(Rows from a figure dataset)
(begin)

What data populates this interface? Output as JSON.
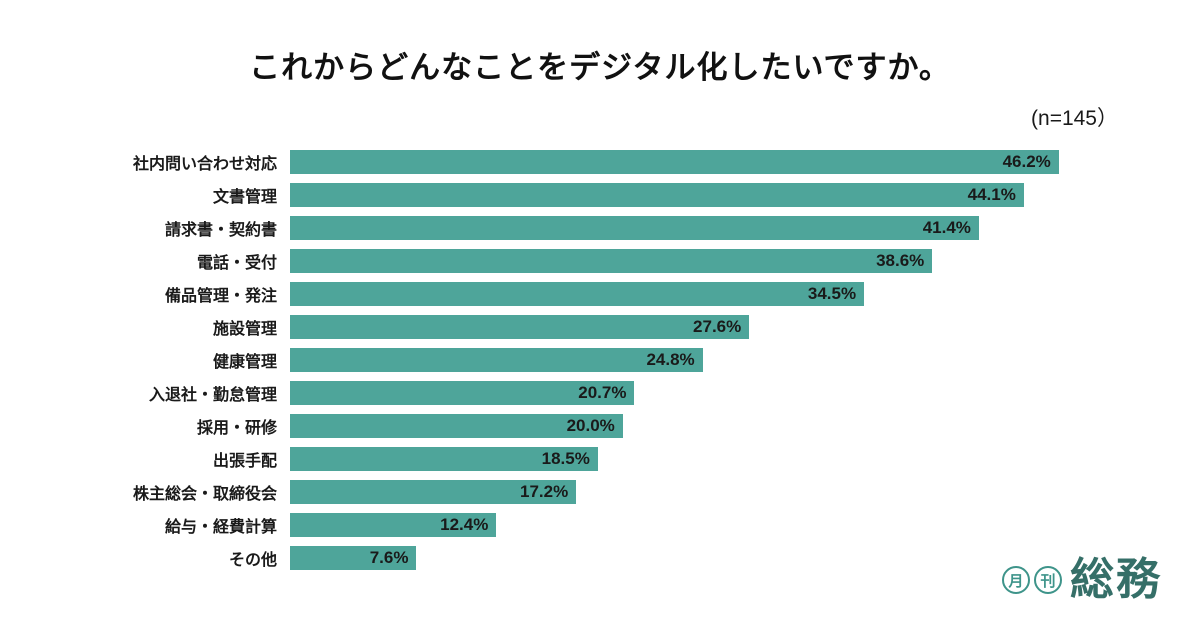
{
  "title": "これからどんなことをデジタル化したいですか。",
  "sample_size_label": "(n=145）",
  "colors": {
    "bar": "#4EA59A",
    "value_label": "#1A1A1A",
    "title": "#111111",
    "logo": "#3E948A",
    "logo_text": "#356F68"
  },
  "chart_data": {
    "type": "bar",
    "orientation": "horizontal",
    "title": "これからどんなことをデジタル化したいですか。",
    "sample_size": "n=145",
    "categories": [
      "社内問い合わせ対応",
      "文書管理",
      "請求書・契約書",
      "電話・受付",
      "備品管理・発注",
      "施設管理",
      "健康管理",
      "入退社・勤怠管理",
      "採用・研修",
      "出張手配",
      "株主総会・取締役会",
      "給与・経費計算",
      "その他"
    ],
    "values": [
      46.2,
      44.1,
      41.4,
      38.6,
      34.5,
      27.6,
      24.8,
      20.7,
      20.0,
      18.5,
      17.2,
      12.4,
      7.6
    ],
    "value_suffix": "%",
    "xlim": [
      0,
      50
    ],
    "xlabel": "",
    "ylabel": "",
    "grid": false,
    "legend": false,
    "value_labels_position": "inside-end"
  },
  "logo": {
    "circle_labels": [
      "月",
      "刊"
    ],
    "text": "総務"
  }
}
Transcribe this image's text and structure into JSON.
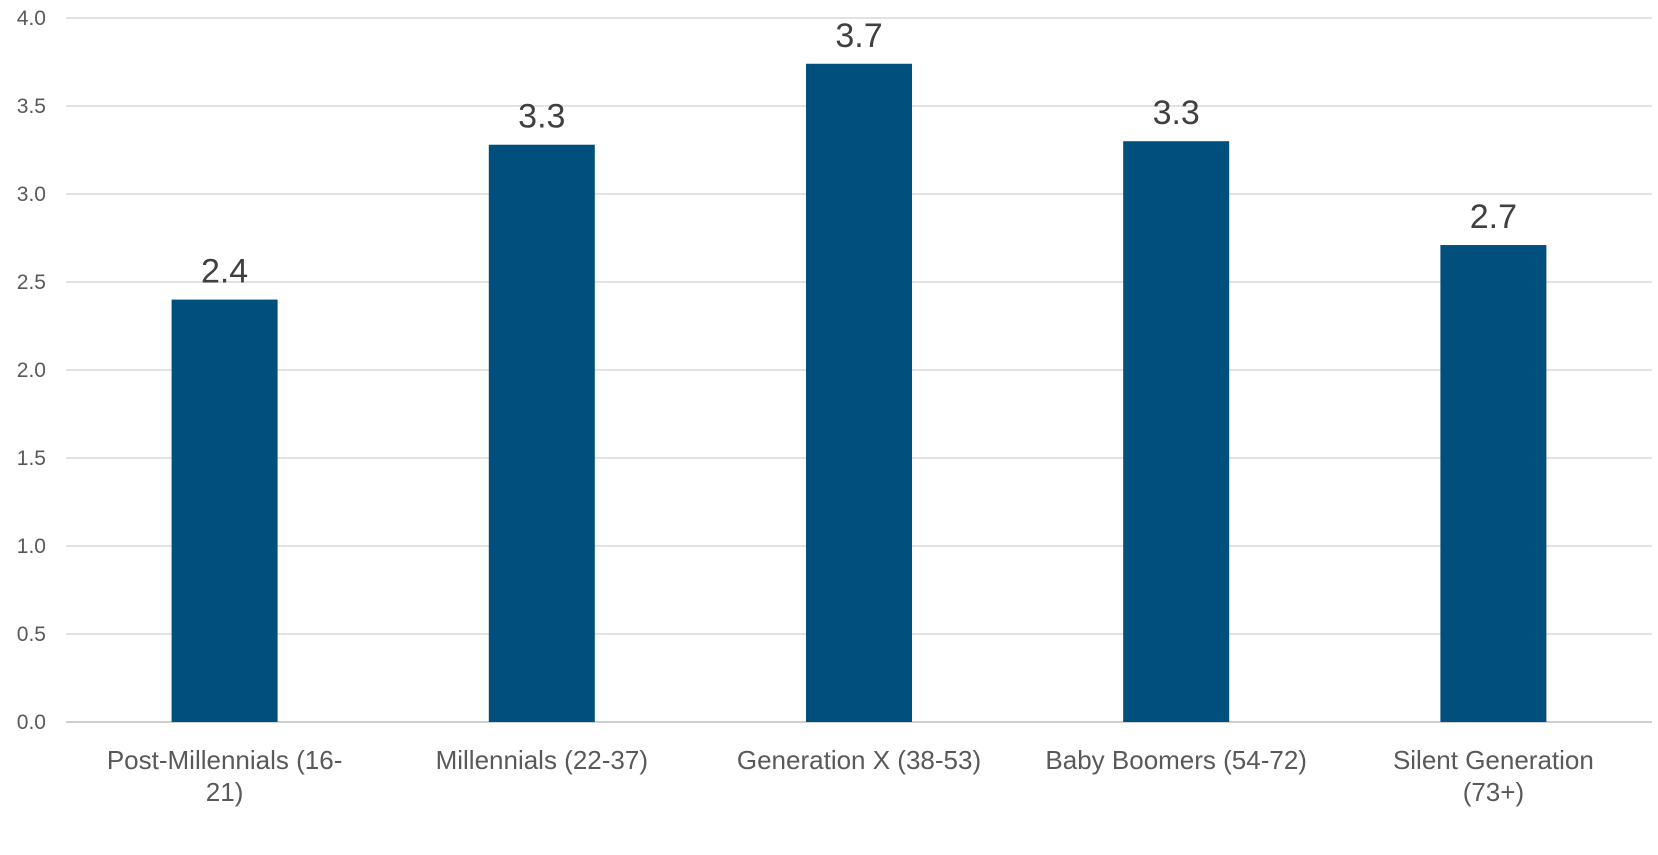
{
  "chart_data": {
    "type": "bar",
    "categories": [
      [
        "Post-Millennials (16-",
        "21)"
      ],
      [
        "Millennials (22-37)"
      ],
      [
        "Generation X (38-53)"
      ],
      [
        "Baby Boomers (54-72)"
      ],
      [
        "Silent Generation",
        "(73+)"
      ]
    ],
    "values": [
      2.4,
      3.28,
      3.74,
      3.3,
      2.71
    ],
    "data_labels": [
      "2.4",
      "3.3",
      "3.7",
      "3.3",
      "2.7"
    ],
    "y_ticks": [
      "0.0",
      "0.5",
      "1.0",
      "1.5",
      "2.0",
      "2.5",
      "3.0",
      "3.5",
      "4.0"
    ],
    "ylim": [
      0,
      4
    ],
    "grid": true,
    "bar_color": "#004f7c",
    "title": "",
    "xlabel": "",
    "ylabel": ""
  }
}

(end)
(begin)

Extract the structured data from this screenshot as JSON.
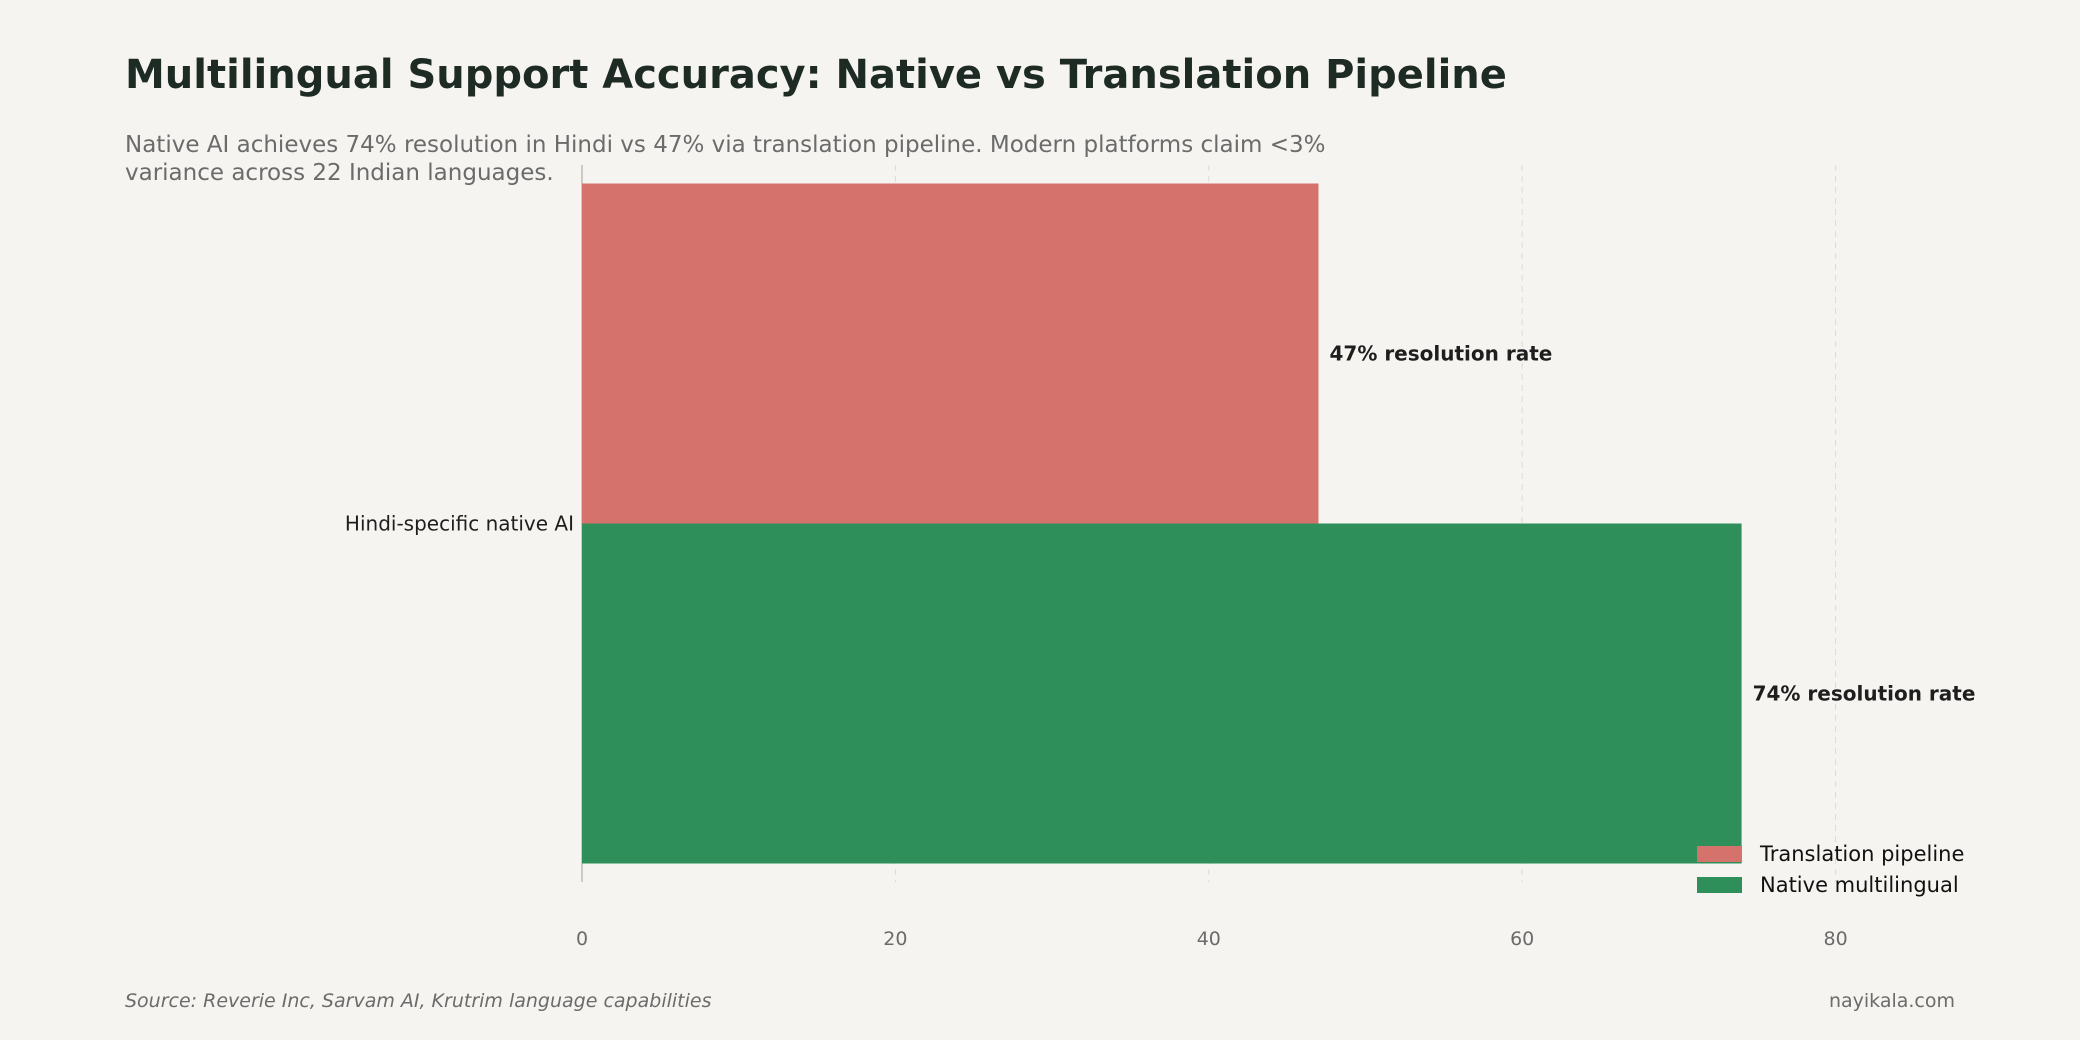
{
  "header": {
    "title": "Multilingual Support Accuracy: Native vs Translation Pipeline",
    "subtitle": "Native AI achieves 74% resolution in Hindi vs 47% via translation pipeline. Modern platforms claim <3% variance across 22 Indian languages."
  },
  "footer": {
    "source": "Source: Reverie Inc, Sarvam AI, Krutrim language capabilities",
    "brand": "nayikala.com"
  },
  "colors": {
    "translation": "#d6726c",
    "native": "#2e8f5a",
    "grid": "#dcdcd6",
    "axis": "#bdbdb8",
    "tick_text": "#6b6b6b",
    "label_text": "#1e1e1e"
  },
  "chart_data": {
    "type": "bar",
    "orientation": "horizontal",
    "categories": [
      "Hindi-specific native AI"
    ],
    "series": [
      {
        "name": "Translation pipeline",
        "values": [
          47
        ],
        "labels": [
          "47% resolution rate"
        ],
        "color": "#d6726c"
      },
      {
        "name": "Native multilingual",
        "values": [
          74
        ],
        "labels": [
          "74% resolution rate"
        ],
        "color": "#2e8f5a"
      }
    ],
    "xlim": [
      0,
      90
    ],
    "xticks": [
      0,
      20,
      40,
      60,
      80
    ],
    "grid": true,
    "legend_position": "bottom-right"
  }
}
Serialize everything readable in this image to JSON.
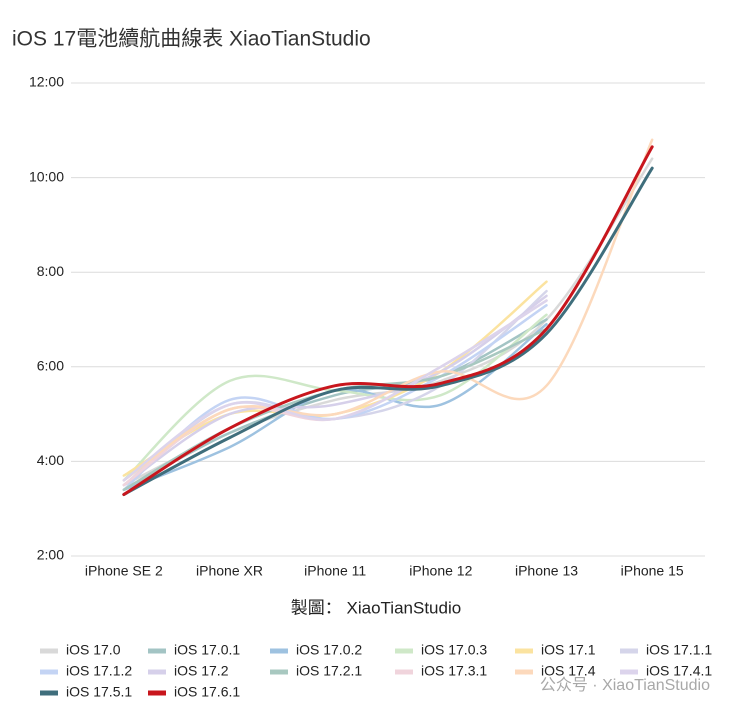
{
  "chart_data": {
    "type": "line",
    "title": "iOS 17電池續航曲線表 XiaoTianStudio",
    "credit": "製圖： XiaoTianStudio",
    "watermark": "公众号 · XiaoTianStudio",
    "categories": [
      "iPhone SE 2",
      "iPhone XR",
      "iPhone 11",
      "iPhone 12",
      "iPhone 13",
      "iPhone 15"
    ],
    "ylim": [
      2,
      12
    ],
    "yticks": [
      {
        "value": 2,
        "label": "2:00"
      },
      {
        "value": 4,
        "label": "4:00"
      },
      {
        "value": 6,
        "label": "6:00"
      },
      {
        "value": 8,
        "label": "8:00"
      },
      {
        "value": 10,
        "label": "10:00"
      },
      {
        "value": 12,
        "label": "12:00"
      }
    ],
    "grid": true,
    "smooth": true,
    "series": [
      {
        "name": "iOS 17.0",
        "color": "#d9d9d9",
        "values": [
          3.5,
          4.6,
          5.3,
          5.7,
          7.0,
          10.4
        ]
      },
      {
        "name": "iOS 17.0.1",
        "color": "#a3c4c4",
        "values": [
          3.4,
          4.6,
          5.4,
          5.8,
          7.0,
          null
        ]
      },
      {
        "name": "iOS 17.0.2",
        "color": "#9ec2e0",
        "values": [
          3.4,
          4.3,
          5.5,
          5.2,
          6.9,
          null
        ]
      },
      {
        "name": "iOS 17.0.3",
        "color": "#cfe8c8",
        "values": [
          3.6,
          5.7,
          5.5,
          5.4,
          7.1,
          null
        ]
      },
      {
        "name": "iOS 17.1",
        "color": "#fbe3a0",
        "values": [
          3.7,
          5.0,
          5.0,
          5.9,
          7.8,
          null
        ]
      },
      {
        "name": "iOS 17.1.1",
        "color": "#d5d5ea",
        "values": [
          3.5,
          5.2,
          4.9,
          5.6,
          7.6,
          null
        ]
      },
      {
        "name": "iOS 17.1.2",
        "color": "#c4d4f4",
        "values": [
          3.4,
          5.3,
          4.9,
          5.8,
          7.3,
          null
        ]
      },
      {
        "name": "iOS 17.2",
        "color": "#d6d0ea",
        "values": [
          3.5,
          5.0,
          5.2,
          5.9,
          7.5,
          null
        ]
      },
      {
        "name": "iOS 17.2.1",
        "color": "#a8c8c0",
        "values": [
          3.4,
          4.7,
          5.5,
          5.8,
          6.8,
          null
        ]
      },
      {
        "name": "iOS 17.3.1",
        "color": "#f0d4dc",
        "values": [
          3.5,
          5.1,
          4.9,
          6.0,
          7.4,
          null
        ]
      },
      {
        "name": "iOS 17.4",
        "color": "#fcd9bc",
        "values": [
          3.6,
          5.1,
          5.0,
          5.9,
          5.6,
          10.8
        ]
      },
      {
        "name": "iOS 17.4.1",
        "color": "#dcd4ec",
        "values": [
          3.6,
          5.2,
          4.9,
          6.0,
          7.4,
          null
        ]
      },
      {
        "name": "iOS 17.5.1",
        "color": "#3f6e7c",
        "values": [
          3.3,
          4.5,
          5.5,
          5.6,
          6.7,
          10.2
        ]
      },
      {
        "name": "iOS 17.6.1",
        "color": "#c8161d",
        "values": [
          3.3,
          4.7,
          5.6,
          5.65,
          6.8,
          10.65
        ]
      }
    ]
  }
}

(end)

TASK: From the records above, pull out every line containing the word "iPhone".

COMPLETE ANSWER:
      "iPhone SE 2",
      "iPhone XR",
      "iPhone 11",
      "iPhone 12",
      "iPhone 13",
      "iPhone 15"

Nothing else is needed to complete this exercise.